### [Task prompt]
Leave the pictures out and transcribe every record exactly.

### [Input material]

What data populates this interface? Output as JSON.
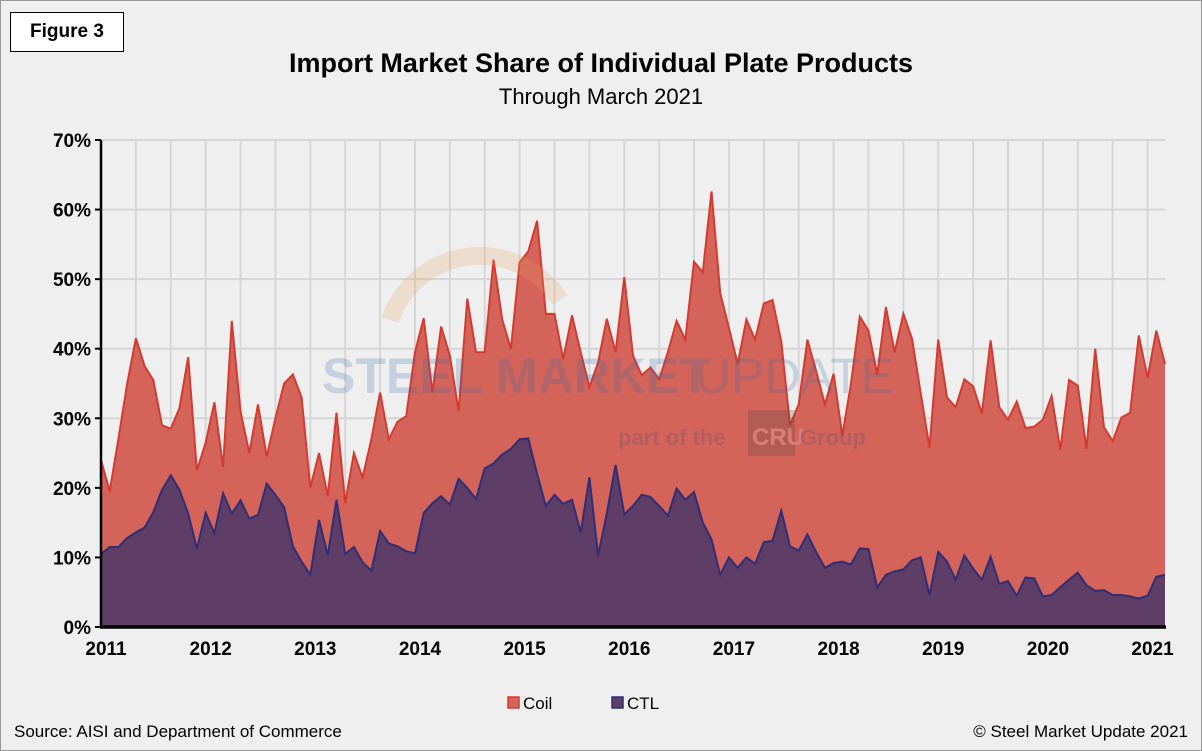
{
  "figure_label": "Figure 3",
  "source": "Source: AISI and Department of Commerce",
  "copyright": "© Steel Market Update 2021",
  "watermark": {
    "line1a": "STEEL MARKET",
    "line1b": "UPDATE",
    "line2": "part of the",
    "brand": "CRU",
    "line3": "Group"
  },
  "chart_data": {
    "type": "area",
    "title": "Import Market Share of Individual Plate Products",
    "subtitle": "Through March 2021",
    "x_start": "2011-01",
    "x_end": "2021-03",
    "x_frequency": "monthly",
    "x_tick_labels": [
      "2011",
      "2012",
      "2013",
      "2014",
      "2015",
      "2016",
      "2017",
      "2018",
      "2019",
      "2020",
      "2021"
    ],
    "y_tick_labels": [
      "0%",
      "10%",
      "20%",
      "30%",
      "40%",
      "50%",
      "60%",
      "70%"
    ],
    "ylim": [
      0,
      70
    ],
    "y_unit": "%",
    "grid": true,
    "legend_position": "bottom",
    "series": [
      {
        "name": "Coil",
        "color": "#d4645a",
        "line_color": "#d43a2f",
        "values": [
          24,
          19.5,
          27,
          35,
          41.5,
          37.5,
          35.5,
          29,
          28.5,
          31.5,
          38.8,
          22.5,
          26.5,
          32.3,
          23,
          44,
          31,
          25,
          32,
          24.5,
          30,
          35,
          36.3,
          33,
          20,
          25,
          18.8,
          30.8,
          17.8,
          25,
          21.5,
          27,
          33.7,
          27,
          29.5,
          30.3,
          39.5,
          44.4,
          33.7,
          43.2,
          39,
          31,
          47.2,
          39.5,
          39.5,
          52.8,
          44.2,
          40,
          52.4,
          54,
          58.4,
          45,
          45,
          38.5,
          44.8,
          39.5,
          34.5,
          38,
          44.3,
          39.5,
          50.3,
          39,
          36.2,
          37.3,
          35.6,
          39.5,
          44,
          41.3,
          52.5,
          51,
          62.6,
          48,
          43,
          37.8,
          44.2,
          41.3,
          46.5,
          47,
          41,
          29,
          32,
          41.3,
          36.8,
          32,
          36.4,
          27.5,
          35,
          44.6,
          42.6,
          36.3,
          46,
          39.5,
          45,
          41.4,
          33.5,
          25.8,
          41.3,
          33,
          31.6,
          35.6,
          34.6,
          30.7,
          41.2,
          31.6,
          29.8,
          32.4,
          28.6,
          28.8,
          29.8,
          33.2,
          25.5,
          35.5,
          34.7,
          25.6,
          40,
          28.7,
          26.7,
          30.1,
          30.8,
          41.9,
          35.8,
          42.6,
          37.8
        ]
      },
      {
        "name": "CTL",
        "color": "#5e3d66",
        "line_color": "#2e2f78",
        "values": [
          10.5,
          11.5,
          11.5,
          12.8,
          13.6,
          14.3,
          16.5,
          19.7,
          21.8,
          19.7,
          16.3,
          11.3,
          16.4,
          13.5,
          19.2,
          16.3,
          18.2,
          15.6,
          16.1,
          20.6,
          19,
          17.2,
          11.6,
          9.4,
          7.5,
          15.4,
          10.3,
          18.3,
          10.5,
          11.5,
          9.3,
          8.1,
          13.8,
          12,
          11.6,
          10.9,
          10.6,
          16.4,
          17.8,
          18.8,
          17.6,
          21.3,
          20,
          18.4,
          22.8,
          23.5,
          24.8,
          25.6,
          27,
          27.1,
          22,
          17.4,
          19,
          17.7,
          18.3,
          13.6,
          21.5,
          10.3,
          16.3,
          23.3,
          16.2,
          17.4,
          19,
          18.7,
          17.4,
          16,
          19.9,
          18.3,
          19.4,
          15,
          12.6,
          7.5,
          10,
          8.5,
          10,
          9.1,
          12.2,
          12.4,
          16.7,
          11.6,
          11,
          13.3,
          10.8,
          8.5,
          9.2,
          9.4,
          9,
          11.3,
          11.2,
          5.7,
          7.5,
          8,
          8.3,
          9.6,
          10,
          4.6,
          10.8,
          9.4,
          6.8,
          10.3,
          8.4,
          6.8,
          10.1,
          6.2,
          6.6,
          4.5,
          7.1,
          7,
          4.4,
          4.6,
          5.7,
          6.8,
          7.8,
          6,
          5.2,
          5.3,
          4.6,
          4.6,
          4.4,
          4.1,
          4.5,
          7.2,
          7.5
        ]
      }
    ]
  }
}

### [Complete output]
What data populates this interface? Output as JSON.
{
  "figure_label": "Figure 3",
  "source": "Source: AISI and Department of Commerce",
  "copyright": "© Steel Market Update 2021",
  "watermark": {
    "line1a": "STEEL MARKET",
    "line1b": "UPDATE",
    "line2": "part of the",
    "brand": "CRU",
    "line3": "Group"
  },
  "chart_data": {
    "type": "area",
    "title": "Import Market Share of Individual Plate Products",
    "subtitle": "Through March 2021",
    "x_start": "2011-01",
    "x_end": "2021-03",
    "x_frequency": "monthly",
    "x_tick_labels": [
      "2011",
      "2012",
      "2013",
      "2014",
      "2015",
      "2016",
      "2017",
      "2018",
      "2019",
      "2020",
      "2021"
    ],
    "y_tick_labels": [
      "0%",
      "10%",
      "20%",
      "30%",
      "40%",
      "50%",
      "60%",
      "70%"
    ],
    "ylim": [
      0,
      70
    ],
    "y_unit": "%",
    "grid": true,
    "legend_position": "bottom",
    "series": [
      {
        "name": "Coil",
        "color": "#d4645a",
        "line_color": "#d43a2f",
        "values": [
          24,
          19.5,
          27,
          35,
          41.5,
          37.5,
          35.5,
          29,
          28.5,
          31.5,
          38.8,
          22.5,
          26.5,
          32.3,
          23,
          44,
          31,
          25,
          32,
          24.5,
          30,
          35,
          36.3,
          33,
          20,
          25,
          18.8,
          30.8,
          17.8,
          25,
          21.5,
          27,
          33.7,
          27,
          29.5,
          30.3,
          39.5,
          44.4,
          33.7,
          43.2,
          39,
          31,
          47.2,
          39.5,
          39.5,
          52.8,
          44.2,
          40,
          52.4,
          54,
          58.4,
          45,
          45,
          38.5,
          44.8,
          39.5,
          34.5,
          38,
          44.3,
          39.5,
          50.3,
          39,
          36.2,
          37.3,
          35.6,
          39.5,
          44,
          41.3,
          52.5,
          51,
          62.6,
          48,
          43,
          37.8,
          44.2,
          41.3,
          46.5,
          47,
          41,
          29,
          32,
          41.3,
          36.8,
          32,
          36.4,
          27.5,
          35,
          44.6,
          42.6,
          36.3,
          46,
          39.5,
          45,
          41.4,
          33.5,
          25.8,
          41.3,
          33,
          31.6,
          35.6,
          34.6,
          30.7,
          41.2,
          31.6,
          29.8,
          32.4,
          28.6,
          28.8,
          29.8,
          33.2,
          25.5,
          35.5,
          34.7,
          25.6,
          40,
          28.7,
          26.7,
          30.1,
          30.8,
          41.9,
          35.8,
          42.6,
          37.8
        ]
      },
      {
        "name": "CTL",
        "color": "#5e3d66",
        "line_color": "#2e2f78",
        "values": [
          10.5,
          11.5,
          11.5,
          12.8,
          13.6,
          14.3,
          16.5,
          19.7,
          21.8,
          19.7,
          16.3,
          11.3,
          16.4,
          13.5,
          19.2,
          16.3,
          18.2,
          15.6,
          16.1,
          20.6,
          19,
          17.2,
          11.6,
          9.4,
          7.5,
          15.4,
          10.3,
          18.3,
          10.5,
          11.5,
          9.3,
          8.1,
          13.8,
          12,
          11.6,
          10.9,
          10.6,
          16.4,
          17.8,
          18.8,
          17.6,
          21.3,
          20,
          18.4,
          22.8,
          23.5,
          24.8,
          25.6,
          27,
          27.1,
          22,
          17.4,
          19,
          17.7,
          18.3,
          13.6,
          21.5,
          10.3,
          16.3,
          23.3,
          16.2,
          17.4,
          19,
          18.7,
          17.4,
          16,
          19.9,
          18.3,
          19.4,
          15,
          12.6,
          7.5,
          10,
          8.5,
          10,
          9.1,
          12.2,
          12.4,
          16.7,
          11.6,
          11,
          13.3,
          10.8,
          8.5,
          9.2,
          9.4,
          9,
          11.3,
          11.2,
          5.7,
          7.5,
          8,
          8.3,
          9.6,
          10,
          4.6,
          10.8,
          9.4,
          6.8,
          10.3,
          8.4,
          6.8,
          10.1,
          6.2,
          6.6,
          4.5,
          7.1,
          7,
          4.4,
          4.6,
          5.7,
          6.8,
          7.8,
          6,
          5.2,
          5.3,
          4.6,
          4.6,
          4.4,
          4.1,
          4.5,
          7.2,
          7.5
        ]
      }
    ]
  }
}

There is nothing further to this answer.